**TO DO**
Copy out each line that has "feeds" in it.

A run of records

----------------

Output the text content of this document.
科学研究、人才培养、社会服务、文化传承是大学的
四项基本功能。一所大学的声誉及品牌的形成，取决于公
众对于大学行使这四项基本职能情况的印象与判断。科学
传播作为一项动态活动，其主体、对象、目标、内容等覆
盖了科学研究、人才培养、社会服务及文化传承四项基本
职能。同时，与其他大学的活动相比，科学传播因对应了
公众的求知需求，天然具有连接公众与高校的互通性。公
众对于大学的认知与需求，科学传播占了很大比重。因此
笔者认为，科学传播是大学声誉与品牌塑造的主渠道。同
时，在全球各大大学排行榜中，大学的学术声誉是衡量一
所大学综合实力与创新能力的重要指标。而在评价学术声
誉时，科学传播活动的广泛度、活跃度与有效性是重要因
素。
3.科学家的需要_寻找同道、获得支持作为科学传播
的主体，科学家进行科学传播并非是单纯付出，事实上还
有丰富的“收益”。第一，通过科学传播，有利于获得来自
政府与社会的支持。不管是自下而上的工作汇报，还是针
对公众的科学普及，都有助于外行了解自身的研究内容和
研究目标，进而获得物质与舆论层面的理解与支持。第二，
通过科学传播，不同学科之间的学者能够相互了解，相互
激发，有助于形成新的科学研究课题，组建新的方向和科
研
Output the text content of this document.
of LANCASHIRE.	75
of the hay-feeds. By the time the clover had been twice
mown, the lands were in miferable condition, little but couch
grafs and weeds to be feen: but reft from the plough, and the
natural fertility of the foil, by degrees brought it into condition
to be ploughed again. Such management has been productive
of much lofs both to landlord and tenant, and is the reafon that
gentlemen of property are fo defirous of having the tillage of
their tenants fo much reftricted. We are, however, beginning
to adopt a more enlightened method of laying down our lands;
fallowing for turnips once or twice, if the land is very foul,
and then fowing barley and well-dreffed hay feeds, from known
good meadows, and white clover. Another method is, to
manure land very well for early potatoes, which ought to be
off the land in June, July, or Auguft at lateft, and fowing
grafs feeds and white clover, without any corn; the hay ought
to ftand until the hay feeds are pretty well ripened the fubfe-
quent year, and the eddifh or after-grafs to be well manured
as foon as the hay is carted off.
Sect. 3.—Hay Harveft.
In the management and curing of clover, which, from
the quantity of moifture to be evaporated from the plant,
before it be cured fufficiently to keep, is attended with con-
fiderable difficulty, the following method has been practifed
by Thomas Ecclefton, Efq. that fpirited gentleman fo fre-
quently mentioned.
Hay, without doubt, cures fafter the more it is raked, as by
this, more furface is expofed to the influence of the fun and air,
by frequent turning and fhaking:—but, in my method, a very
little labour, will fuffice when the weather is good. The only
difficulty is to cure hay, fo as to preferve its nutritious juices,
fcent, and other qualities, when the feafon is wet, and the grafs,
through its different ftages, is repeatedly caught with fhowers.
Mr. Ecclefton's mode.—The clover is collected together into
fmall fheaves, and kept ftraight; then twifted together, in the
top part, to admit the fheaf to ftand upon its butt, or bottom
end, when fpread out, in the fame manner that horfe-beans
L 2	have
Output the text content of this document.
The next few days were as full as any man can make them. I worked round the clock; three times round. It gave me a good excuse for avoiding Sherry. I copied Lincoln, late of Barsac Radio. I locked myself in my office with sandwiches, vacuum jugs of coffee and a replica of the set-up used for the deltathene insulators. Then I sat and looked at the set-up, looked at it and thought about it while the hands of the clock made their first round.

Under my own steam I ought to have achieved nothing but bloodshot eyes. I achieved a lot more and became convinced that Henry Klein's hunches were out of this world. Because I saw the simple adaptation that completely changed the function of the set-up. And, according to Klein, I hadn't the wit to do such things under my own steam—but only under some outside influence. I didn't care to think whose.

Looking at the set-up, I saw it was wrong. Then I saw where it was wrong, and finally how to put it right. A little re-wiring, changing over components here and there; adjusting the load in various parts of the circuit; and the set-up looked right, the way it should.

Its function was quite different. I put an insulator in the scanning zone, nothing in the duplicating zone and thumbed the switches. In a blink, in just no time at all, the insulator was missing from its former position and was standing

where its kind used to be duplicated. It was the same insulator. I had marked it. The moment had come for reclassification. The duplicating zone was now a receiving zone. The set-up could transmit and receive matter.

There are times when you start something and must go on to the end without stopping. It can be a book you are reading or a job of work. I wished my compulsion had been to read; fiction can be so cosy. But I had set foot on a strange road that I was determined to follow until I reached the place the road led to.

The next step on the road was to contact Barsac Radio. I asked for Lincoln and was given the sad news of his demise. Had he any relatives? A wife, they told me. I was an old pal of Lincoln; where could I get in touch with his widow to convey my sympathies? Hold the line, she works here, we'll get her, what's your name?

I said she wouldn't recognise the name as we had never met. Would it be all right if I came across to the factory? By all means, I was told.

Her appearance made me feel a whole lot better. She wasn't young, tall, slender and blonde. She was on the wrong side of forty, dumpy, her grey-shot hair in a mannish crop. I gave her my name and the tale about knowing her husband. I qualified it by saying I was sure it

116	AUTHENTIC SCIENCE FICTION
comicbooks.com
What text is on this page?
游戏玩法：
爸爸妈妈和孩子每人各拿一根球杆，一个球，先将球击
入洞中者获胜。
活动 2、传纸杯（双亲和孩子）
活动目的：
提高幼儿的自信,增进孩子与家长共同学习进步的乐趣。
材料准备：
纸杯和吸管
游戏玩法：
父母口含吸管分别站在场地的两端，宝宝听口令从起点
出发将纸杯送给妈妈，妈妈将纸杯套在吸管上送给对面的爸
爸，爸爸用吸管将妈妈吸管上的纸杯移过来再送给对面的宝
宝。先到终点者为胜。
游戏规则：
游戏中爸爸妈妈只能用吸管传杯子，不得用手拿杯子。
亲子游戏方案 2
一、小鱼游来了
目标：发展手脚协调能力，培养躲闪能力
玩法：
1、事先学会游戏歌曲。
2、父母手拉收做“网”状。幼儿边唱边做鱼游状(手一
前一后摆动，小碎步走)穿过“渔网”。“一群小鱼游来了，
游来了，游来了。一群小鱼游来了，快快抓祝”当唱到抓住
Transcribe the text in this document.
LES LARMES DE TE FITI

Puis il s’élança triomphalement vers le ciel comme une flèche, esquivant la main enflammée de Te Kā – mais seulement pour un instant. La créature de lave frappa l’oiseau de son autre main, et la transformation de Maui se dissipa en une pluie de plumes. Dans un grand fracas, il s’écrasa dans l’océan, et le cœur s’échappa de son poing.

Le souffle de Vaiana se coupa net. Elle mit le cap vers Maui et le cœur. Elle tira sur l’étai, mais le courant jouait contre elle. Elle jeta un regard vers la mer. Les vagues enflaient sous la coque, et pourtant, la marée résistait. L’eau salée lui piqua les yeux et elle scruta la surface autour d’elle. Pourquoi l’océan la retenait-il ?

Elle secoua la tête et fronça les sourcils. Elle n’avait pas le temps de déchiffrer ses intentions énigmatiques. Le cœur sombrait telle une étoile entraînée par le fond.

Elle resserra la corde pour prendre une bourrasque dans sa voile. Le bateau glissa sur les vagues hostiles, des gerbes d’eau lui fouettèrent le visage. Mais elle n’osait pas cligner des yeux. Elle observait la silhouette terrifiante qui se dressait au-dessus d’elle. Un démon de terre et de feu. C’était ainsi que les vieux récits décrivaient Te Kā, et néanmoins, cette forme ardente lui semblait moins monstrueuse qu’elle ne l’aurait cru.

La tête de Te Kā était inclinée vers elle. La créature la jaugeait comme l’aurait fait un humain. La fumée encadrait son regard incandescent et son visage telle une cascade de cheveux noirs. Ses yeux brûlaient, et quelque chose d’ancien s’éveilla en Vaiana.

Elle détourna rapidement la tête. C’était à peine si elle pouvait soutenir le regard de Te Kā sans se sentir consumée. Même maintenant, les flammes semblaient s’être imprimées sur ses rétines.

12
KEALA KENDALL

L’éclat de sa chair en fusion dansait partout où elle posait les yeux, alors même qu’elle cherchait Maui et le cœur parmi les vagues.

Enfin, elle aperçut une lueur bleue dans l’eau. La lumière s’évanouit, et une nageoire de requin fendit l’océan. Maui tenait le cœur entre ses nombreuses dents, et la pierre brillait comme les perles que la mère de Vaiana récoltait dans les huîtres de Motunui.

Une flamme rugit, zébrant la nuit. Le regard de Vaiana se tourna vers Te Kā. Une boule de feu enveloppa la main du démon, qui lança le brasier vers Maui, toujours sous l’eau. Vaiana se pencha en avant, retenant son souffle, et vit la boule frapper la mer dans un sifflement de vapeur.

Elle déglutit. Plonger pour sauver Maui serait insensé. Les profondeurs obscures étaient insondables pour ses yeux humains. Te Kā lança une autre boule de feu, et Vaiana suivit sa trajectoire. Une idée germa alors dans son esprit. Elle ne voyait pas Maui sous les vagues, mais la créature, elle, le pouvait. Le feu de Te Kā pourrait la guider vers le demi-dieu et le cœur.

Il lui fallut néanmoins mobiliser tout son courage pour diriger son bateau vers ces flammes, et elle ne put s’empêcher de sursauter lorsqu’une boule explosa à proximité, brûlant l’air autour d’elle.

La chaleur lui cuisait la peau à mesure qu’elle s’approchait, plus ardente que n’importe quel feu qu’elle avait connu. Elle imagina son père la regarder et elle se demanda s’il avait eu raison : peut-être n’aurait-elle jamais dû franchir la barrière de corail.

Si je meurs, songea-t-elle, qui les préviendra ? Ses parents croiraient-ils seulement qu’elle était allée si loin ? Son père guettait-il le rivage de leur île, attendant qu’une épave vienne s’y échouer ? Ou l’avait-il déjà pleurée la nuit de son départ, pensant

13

----------------

**RESULT OF THIS EXERCISE**
of the hay-feeds. By the time the clover had been twice
and then fowing barley and well-dreffed hay feeds, from known
grafs feeds and white clover, without any corn; the hay ought
to ftand until the hay feeds are pretty well ripened the fubfe-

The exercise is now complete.